Look through the listing below and work out how many of its lines hold the word "КЛАССИФИКАТОР". Give only the number.

Items from a data source:
begin
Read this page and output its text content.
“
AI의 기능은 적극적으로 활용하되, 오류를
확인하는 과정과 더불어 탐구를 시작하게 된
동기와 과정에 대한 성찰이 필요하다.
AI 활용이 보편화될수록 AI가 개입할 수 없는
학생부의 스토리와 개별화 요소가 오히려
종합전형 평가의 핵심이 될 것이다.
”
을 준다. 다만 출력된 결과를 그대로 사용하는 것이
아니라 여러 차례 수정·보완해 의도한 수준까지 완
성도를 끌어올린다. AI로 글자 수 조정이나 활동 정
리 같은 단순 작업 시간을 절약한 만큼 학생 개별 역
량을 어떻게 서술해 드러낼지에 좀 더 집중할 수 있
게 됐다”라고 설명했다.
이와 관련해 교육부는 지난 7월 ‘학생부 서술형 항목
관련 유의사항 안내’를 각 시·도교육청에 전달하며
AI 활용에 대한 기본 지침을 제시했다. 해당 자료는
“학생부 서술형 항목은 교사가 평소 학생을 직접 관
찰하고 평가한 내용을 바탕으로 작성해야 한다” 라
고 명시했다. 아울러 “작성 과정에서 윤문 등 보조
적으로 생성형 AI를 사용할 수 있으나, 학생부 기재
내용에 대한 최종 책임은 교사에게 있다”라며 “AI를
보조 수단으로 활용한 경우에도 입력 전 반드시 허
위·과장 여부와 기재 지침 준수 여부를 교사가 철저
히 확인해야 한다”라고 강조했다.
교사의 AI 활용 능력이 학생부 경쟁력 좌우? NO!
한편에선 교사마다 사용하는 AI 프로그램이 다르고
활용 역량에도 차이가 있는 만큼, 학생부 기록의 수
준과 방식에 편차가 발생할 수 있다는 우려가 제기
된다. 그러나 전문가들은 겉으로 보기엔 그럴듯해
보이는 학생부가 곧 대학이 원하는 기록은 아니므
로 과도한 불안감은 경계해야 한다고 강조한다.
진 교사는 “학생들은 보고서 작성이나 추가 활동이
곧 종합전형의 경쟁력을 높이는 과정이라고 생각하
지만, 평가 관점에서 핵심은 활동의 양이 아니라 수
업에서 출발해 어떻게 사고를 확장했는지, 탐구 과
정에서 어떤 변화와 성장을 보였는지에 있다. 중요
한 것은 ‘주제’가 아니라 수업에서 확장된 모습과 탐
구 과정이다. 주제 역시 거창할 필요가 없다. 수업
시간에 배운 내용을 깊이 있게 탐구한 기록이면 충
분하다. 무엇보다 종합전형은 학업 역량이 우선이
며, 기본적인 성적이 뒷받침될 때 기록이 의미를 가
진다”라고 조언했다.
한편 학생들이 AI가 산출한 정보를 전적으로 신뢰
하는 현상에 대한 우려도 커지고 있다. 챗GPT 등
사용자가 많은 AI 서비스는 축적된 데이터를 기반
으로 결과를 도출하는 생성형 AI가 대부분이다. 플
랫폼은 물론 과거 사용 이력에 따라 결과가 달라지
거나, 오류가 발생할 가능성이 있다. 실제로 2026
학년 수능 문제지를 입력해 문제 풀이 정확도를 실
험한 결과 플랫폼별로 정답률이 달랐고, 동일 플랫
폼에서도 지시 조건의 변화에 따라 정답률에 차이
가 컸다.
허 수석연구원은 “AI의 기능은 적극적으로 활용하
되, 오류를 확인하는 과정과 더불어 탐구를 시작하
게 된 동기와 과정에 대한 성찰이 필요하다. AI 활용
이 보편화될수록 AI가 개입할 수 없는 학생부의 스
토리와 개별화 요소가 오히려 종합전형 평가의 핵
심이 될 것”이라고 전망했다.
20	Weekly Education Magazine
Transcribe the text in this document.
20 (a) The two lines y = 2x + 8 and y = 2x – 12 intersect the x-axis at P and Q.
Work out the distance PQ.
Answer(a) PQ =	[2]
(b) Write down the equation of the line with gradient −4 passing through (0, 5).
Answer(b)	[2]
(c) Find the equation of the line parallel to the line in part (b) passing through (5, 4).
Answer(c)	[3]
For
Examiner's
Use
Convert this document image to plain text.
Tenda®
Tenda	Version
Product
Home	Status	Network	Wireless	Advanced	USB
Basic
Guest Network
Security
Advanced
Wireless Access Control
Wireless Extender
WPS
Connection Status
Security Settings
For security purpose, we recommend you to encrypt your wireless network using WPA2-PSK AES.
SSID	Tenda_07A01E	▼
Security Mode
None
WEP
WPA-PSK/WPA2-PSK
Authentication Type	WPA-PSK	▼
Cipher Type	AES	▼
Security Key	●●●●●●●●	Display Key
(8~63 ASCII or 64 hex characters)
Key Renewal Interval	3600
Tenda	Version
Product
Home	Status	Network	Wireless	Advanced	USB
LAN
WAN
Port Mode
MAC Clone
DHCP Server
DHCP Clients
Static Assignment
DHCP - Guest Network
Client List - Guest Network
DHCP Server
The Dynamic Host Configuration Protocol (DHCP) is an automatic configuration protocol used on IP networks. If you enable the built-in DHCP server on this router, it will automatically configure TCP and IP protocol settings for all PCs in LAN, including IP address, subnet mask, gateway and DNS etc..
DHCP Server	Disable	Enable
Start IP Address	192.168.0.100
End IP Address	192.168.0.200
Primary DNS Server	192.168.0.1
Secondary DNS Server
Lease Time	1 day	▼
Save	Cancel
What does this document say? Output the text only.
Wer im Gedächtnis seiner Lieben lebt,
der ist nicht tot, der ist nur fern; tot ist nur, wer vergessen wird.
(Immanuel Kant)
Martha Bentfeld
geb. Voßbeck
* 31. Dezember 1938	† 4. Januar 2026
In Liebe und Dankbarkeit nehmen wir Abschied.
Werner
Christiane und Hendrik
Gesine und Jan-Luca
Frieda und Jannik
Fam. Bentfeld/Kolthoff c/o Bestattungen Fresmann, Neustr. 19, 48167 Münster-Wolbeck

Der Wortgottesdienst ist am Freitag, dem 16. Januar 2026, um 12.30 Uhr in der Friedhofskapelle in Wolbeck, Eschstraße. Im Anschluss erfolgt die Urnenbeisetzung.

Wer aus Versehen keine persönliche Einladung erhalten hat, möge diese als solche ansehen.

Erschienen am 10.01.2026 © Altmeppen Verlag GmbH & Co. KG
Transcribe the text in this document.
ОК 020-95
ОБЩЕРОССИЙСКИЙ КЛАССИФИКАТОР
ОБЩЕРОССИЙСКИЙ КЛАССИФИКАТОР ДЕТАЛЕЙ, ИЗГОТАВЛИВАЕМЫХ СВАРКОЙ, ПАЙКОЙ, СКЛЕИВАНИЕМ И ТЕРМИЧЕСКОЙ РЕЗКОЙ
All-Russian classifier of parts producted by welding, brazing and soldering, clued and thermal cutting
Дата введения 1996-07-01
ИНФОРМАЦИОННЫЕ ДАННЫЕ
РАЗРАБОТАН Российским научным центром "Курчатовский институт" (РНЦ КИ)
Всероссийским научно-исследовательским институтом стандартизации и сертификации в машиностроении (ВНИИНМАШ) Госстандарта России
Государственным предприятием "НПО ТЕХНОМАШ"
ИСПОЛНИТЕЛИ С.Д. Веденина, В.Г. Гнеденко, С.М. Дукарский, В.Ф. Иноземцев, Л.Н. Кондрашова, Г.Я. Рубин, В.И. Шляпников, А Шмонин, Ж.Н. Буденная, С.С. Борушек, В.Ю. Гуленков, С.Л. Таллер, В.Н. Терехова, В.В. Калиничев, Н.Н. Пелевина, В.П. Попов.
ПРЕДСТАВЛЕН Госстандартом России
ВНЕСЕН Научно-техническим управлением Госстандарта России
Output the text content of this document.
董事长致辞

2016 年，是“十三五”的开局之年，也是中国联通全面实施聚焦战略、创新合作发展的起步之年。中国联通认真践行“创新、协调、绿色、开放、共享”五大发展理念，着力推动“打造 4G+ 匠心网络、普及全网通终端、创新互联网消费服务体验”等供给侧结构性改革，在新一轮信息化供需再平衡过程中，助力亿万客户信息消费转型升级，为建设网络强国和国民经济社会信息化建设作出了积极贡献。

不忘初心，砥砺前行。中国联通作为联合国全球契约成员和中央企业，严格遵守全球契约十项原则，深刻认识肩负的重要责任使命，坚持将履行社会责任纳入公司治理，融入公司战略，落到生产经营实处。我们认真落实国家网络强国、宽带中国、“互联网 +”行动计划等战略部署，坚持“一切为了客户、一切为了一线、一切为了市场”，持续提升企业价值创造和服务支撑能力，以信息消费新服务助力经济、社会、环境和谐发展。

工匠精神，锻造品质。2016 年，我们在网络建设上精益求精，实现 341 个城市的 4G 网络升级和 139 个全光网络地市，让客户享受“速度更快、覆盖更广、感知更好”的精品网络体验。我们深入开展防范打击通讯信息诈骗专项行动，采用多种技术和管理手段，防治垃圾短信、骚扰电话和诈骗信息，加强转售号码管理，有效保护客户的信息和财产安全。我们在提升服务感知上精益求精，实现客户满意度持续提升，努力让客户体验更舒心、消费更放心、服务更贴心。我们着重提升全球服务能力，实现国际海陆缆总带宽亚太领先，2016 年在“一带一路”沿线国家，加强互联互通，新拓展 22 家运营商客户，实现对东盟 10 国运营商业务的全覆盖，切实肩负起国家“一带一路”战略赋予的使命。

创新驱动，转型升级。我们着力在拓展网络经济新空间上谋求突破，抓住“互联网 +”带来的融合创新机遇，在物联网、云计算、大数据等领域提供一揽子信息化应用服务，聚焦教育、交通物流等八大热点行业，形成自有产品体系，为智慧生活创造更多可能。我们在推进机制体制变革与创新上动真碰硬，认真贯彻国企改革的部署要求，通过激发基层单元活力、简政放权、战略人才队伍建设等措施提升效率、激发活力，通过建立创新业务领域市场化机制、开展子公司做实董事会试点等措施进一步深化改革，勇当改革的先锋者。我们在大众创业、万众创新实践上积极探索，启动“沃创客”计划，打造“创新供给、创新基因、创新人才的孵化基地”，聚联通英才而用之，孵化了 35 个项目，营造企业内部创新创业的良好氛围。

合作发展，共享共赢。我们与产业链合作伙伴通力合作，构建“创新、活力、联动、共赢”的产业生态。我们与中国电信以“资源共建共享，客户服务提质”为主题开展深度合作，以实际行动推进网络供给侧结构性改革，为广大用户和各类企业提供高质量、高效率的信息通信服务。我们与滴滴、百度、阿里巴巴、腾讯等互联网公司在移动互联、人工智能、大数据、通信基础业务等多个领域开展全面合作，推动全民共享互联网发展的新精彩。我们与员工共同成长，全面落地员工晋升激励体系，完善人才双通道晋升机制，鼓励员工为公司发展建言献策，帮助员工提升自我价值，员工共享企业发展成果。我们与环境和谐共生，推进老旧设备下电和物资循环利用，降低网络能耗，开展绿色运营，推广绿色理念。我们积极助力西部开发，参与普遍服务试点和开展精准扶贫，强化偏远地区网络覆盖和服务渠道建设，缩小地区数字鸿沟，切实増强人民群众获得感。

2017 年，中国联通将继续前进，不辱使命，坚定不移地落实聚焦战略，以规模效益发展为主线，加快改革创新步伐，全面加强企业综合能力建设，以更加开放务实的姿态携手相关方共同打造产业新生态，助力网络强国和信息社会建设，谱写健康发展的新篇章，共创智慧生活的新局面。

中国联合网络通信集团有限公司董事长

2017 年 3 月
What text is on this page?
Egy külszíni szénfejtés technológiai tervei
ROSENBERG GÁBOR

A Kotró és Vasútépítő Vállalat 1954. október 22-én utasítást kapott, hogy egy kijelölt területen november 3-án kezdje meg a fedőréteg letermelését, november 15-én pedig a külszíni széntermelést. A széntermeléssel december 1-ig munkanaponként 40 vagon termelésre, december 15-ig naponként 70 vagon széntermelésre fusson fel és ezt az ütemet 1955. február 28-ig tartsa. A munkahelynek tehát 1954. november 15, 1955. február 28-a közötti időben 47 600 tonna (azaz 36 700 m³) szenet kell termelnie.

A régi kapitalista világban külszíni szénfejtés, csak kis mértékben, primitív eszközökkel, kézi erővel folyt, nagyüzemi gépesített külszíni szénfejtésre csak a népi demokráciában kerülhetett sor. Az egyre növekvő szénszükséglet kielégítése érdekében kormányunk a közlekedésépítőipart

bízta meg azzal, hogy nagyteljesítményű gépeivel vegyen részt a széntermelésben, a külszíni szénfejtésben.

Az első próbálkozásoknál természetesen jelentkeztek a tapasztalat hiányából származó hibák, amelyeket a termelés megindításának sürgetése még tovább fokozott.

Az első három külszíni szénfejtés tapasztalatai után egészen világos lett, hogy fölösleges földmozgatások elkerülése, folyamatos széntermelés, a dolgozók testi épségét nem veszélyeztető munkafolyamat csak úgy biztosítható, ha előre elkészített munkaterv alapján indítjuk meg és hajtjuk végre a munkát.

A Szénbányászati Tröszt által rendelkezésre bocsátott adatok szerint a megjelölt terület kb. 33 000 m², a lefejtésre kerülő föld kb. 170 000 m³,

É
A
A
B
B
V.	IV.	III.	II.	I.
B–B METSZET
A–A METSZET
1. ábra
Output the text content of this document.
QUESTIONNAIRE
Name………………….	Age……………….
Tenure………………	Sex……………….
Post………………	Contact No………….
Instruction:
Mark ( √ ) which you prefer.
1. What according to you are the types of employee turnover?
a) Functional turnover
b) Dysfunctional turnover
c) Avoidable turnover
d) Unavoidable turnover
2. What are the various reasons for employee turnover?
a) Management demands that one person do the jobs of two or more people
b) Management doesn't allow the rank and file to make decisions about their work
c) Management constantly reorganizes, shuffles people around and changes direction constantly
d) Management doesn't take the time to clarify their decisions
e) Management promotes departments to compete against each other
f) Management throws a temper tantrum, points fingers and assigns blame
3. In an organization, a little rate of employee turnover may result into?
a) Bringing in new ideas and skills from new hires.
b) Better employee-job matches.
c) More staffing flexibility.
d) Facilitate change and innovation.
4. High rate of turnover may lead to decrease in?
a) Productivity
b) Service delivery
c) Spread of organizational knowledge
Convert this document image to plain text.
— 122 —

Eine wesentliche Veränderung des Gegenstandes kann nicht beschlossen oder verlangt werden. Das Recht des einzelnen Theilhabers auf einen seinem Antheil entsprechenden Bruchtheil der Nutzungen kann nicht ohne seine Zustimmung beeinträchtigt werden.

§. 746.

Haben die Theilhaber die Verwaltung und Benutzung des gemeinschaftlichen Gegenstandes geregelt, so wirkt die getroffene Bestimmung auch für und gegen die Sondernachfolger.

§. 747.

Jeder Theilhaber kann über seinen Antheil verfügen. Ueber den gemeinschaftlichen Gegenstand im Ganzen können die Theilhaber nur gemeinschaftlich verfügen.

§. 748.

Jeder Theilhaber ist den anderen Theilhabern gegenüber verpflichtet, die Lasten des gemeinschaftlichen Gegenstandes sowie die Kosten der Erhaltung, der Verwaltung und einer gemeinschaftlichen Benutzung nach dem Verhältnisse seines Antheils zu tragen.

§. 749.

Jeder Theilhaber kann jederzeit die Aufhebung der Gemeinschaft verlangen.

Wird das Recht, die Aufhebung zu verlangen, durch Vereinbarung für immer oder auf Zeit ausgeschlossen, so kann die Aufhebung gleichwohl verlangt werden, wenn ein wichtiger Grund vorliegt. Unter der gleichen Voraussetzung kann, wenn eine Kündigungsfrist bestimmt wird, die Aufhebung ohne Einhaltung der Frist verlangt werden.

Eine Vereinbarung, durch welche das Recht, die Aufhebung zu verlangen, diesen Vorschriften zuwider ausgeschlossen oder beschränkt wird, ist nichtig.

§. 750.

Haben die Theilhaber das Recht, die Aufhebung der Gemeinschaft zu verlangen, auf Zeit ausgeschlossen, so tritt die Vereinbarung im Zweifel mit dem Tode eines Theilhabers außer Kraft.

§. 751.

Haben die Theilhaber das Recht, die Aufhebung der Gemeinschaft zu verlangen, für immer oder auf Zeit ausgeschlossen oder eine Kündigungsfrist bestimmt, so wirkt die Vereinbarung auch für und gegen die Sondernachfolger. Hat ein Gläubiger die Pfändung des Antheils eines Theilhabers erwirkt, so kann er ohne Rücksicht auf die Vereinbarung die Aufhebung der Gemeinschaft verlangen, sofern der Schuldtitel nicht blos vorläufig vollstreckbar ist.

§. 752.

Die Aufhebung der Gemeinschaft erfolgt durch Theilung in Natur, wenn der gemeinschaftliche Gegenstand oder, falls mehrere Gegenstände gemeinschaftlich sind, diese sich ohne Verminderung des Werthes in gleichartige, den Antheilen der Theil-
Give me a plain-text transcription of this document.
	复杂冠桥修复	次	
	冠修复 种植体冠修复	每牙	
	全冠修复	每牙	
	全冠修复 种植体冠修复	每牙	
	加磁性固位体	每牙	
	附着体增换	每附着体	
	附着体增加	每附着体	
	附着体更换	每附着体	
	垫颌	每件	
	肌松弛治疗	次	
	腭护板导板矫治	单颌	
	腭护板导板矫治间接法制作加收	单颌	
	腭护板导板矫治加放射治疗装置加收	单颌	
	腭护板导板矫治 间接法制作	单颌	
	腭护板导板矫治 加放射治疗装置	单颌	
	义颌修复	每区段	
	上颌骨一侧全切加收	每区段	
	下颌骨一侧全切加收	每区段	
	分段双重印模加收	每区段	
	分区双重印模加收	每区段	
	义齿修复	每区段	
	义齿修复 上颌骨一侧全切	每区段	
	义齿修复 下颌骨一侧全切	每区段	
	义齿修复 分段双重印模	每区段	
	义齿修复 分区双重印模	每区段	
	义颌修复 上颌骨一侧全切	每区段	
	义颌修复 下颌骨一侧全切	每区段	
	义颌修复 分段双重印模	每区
end
> WRITTEN RESPONSE
2